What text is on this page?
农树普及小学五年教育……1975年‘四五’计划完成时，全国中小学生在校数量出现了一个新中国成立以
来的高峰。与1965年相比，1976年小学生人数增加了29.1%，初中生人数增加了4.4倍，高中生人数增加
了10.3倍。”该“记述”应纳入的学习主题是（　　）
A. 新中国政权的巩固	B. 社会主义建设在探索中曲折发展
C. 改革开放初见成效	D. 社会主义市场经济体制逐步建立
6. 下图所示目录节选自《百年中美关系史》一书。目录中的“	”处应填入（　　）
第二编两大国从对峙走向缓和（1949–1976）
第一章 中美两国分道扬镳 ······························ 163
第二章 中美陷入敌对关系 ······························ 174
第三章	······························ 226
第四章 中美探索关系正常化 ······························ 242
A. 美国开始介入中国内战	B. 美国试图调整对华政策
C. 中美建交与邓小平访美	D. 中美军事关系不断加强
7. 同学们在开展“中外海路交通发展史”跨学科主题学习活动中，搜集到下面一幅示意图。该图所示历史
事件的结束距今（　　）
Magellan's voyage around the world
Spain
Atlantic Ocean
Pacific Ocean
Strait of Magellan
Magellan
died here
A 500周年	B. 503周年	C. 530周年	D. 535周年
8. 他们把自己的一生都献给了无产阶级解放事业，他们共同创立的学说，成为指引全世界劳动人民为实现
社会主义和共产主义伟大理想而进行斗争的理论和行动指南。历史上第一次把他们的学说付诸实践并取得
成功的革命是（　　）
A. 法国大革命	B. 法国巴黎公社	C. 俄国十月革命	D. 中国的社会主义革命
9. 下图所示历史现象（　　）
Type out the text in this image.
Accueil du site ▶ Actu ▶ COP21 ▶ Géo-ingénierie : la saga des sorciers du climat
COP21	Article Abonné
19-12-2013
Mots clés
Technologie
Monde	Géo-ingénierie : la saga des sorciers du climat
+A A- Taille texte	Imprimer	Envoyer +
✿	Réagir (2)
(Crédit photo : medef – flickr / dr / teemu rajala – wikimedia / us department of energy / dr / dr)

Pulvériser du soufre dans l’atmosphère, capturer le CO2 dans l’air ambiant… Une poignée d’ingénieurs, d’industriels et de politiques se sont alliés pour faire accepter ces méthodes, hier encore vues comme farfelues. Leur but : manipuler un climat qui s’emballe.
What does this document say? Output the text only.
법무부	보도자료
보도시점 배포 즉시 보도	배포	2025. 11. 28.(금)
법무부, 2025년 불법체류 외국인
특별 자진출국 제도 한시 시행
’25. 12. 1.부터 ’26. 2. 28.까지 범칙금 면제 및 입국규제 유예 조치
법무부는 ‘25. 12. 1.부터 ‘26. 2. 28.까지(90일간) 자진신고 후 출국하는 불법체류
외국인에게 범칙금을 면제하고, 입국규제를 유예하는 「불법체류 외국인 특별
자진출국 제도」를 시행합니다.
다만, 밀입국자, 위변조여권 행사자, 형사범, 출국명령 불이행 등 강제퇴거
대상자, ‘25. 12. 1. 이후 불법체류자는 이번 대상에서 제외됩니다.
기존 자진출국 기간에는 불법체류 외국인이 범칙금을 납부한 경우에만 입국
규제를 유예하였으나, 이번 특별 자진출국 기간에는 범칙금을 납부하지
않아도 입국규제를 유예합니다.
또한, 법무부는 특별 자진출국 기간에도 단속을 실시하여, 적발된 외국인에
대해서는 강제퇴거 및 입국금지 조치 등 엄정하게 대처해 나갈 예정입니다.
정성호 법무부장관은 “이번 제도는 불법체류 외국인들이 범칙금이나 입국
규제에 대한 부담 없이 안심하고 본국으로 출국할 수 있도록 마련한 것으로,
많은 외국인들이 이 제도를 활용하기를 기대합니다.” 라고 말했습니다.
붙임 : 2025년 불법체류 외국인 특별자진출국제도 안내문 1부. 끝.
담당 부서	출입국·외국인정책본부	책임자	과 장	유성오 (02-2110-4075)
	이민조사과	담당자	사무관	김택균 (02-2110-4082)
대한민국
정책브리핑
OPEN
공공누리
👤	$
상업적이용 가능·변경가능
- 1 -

──────

■ **PROBLEM**
Single out each line of the records above with the string "climat" in it, and copy it.

■ **ANSWER FOR THE TASK**
Accueil du site ▶ Actu ▶ COP21 ▶ Géo-ingénierie : la saga des sorciers du climat
Monde	Géo-ingénierie : la saga des sorciers du climat
Pulvériser du soufre dans l’atmosphère, capturer le CO2 dans l’air ambiant… Une poignée d’ingénieurs, d’industriels et de politiques se sont alliés pour faire accepter ces méthodes, hier encore vues comme farfelues. Leur but : manipuler un climat qui s’emballe.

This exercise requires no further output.